AIM OF THE EXERCISE: Pull out every line of the data below and reproduce each one word for word, without changes.

(Element placement data)
• • • •
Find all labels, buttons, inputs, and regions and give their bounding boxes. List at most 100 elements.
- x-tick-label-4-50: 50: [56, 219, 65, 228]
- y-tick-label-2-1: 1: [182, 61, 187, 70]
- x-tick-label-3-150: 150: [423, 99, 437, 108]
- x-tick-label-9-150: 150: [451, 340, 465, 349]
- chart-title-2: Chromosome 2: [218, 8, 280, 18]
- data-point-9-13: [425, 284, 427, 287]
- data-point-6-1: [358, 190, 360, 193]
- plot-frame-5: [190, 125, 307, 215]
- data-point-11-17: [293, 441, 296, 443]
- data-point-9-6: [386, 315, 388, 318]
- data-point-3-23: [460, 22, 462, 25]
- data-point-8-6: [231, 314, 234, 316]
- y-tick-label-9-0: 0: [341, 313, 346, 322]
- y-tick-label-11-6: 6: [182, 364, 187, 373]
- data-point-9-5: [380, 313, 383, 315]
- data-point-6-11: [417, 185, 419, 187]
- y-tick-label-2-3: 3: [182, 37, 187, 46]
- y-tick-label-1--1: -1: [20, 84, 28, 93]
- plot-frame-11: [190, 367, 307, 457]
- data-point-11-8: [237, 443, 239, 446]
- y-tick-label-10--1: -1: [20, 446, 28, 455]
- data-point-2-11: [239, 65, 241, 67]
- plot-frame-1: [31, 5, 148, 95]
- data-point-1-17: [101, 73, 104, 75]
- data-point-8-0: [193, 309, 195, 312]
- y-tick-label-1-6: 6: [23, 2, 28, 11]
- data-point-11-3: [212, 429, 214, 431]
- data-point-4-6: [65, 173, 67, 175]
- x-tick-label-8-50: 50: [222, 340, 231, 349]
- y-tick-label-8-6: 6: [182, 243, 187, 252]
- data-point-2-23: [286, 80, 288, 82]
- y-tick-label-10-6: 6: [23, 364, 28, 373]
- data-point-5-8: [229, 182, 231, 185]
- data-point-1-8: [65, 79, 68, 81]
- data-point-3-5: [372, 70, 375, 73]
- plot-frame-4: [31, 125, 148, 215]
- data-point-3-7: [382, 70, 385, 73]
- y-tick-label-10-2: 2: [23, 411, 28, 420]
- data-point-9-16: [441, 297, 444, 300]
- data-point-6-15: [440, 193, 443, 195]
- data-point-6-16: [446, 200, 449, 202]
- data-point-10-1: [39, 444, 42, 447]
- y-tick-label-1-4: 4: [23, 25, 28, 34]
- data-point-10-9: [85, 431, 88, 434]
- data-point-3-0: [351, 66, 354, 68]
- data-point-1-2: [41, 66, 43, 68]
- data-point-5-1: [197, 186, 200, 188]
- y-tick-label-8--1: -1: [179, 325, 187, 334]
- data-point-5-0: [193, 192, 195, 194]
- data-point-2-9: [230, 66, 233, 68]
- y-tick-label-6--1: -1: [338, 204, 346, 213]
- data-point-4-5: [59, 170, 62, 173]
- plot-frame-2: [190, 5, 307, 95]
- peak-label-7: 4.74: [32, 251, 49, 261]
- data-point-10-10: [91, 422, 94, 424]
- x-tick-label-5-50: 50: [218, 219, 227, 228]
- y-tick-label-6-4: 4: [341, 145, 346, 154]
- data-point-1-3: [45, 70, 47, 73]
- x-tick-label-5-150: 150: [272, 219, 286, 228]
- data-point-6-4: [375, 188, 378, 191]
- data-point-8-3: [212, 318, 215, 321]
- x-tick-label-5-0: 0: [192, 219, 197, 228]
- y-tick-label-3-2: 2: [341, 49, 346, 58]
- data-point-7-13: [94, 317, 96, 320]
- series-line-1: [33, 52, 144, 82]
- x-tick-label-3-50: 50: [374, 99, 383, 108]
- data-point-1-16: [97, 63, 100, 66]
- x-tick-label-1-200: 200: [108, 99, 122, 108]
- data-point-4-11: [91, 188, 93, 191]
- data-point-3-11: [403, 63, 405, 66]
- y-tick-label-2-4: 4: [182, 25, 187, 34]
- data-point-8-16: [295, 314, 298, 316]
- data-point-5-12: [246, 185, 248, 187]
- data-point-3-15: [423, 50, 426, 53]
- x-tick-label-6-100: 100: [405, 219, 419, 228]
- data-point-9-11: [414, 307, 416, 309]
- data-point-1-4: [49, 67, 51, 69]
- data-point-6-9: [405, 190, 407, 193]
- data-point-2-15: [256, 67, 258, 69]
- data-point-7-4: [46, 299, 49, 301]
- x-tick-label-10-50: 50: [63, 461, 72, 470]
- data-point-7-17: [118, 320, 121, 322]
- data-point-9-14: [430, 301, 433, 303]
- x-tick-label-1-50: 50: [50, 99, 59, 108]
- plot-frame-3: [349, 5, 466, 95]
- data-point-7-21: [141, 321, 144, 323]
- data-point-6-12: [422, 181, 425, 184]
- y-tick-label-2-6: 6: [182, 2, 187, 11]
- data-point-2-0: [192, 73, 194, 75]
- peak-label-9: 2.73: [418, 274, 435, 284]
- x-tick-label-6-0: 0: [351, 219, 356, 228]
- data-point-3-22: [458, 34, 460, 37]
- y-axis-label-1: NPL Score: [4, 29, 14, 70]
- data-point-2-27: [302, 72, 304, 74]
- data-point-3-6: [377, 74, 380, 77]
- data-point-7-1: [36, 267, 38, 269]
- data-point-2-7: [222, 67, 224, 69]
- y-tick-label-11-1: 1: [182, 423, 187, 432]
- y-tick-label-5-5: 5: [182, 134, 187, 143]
• • • •
TASK RESULT:
Find all labels, buttons, inputs, and regions and give their bounding boxes. List at most 100 elements.
- x-tick-label-4-50: 50: [56, 219, 65, 228]
- y-tick-label-2-1: 1: [182, 61, 187, 70]
- x-tick-label-3-150: 150: [423, 99, 437, 108]
- x-tick-label-9-150: 150: [451, 340, 465, 349]
- chart-title-2: Chromosome 2: [218, 8, 280, 18]
- data-point-9-13: [425, 284, 427, 287]
- data-point-6-1: [358, 190, 360, 193]
- plot-frame-5: [190, 125, 307, 215]
- data-point-11-17: [293, 441, 296, 443]
- data-point-9-6: [386, 315, 388, 318]
- data-point-3-23: [460, 22, 462, 25]
- data-point-8-6: [231, 314, 234, 316]
- y-tick-label-9-0: 0: [341, 313, 346, 322]
- y-tick-label-11-6: 6: [182, 364, 187, 373]
- data-point-9-5: [380, 313, 383, 315]
- data-point-6-11: [417, 185, 419, 187]
- y-tick-label-2-3: 3: [182, 37, 187, 46]
- y-tick-label-1--1: -1: [20, 84, 28, 93]
- plot-frame-11: [190, 367, 307, 457]
- data-point-11-8: [237, 443, 239, 446]
- y-tick-label-10--1: -1: [20, 446, 28, 455]
- data-point-2-11: [239, 65, 241, 67]
- plot-frame-1: [31, 5, 148, 95]
- data-point-1-17: [101, 73, 104, 75]
- data-point-8-0: [193, 309, 195, 312]
- y-tick-label-1-6: 6: [23, 2, 28, 11]
- data-point-11-3: [212, 429, 214, 431]
- data-point-4-6: [65, 173, 67, 175]
- x-tick-label-8-50: 50: [222, 340, 231, 349]
- y-tick-label-8-6: 6: [182, 243, 187, 252]
- data-point-2-23: [286, 80, 288, 82]
- y-tick-label-10-6: 6: [23, 364, 28, 373]
- data-point-5-8: [229, 182, 231, 185]
- data-point-1-8: [65, 79, 68, 81]
- data-point-3-5: [372, 70, 375, 73]
- plot-frame-4: [31, 125, 148, 215]
- data-point-3-7: [382, 70, 385, 73]
- y-tick-label-10-2: 2: [23, 411, 28, 420]
- data-point-9-16: [441, 297, 444, 300]
- data-point-6-15: [440, 193, 443, 195]
- data-point-6-16: [446, 200, 449, 202]
- data-point-10-1: [39, 444, 42, 447]
- y-tick-label-1-4: 4: [23, 25, 28, 34]
- data-point-10-9: [85, 431, 88, 434]
- data-point-3-0: [351, 66, 354, 68]
- data-point-1-2: [41, 66, 43, 68]
- data-point-5-1: [197, 186, 200, 188]
- y-tick-label-8--1: -1: [179, 325, 187, 334]
- data-point-5-0: [193, 192, 195, 194]
- data-point-2-9: [230, 66, 233, 68]
- y-tick-label-6--1: -1: [338, 204, 346, 213]
- data-point-4-5: [59, 170, 62, 173]
- plot-frame-2: [190, 5, 307, 95]
- peak-label-7: 4.74: [32, 251, 49, 261]
- data-point-10-10: [91, 422, 94, 424]
- x-tick-label-5-50: 50: [218, 219, 227, 228]
- y-tick-label-6-4: 4: [341, 145, 346, 154]
- data-point-1-3: [45, 70, 47, 73]
- x-tick-label-5-150: 150: [272, 219, 286, 228]
- data-point-6-4: [375, 188, 378, 191]
- data-point-8-3: [212, 318, 215, 321]
- x-tick-label-5-0: 0: [192, 219, 197, 228]
- y-tick-label-3-2: 2: [341, 49, 346, 58]
- data-point-7-13: [94, 317, 96, 320]
- series-line-1: [33, 52, 144, 82]
- x-tick-label-3-50: 50: [374, 99, 383, 108]
- data-point-1-16: [97, 63, 100, 66]
- x-tick-label-1-200: 200: [108, 99, 122, 108]
- data-point-4-11: [91, 188, 93, 191]
- data-point-3-11: [403, 63, 405, 66]
- y-tick-label-2-4: 4: [182, 25, 187, 34]
- data-point-8-16: [295, 314, 298, 316]
- data-point-5-12: [246, 185, 248, 187]
- data-point-3-15: [423, 50, 426, 53]
- x-tick-label-6-100: 100: [405, 219, 419, 228]
- data-point-9-11: [414, 307, 416, 309]
- data-point-1-4: [49, 67, 51, 69]
- data-point-6-9: [405, 190, 407, 193]
- data-point-2-15: [256, 67, 258, 69]
- data-point-7-4: [46, 299, 49, 301]
- x-tick-label-10-50: 50: [63, 461, 72, 470]
- data-point-7-17: [118, 320, 121, 322]
- data-point-9-14: [430, 301, 433, 303]
- x-tick-label-1-50: 50: [50, 99, 59, 108]
- plot-frame-3: [349, 5, 466, 95]
- data-point-7-21: [141, 321, 144, 323]
- data-point-6-12: [422, 181, 425, 184]
- y-tick-label-2-6: 6: [182, 2, 187, 11]
- data-point-2-0: [192, 73, 194, 75]
- peak-label-9: 2.73: [418, 274, 435, 284]
- x-tick-label-6-0: 0: [351, 219, 356, 228]
- data-point-3-22: [458, 34, 460, 37]
- y-axis-label-1: NPL Score: [4, 29, 14, 70]
- data-point-2-27: [302, 72, 304, 74]
- data-point-3-6: [377, 74, 380, 77]
- data-point-7-1: [36, 267, 38, 269]
- data-point-2-7: [222, 67, 224, 69]
- y-tick-label-11-1: 1: [182, 423, 187, 432]
- y-tick-label-5-5: 5: [182, 134, 187, 143]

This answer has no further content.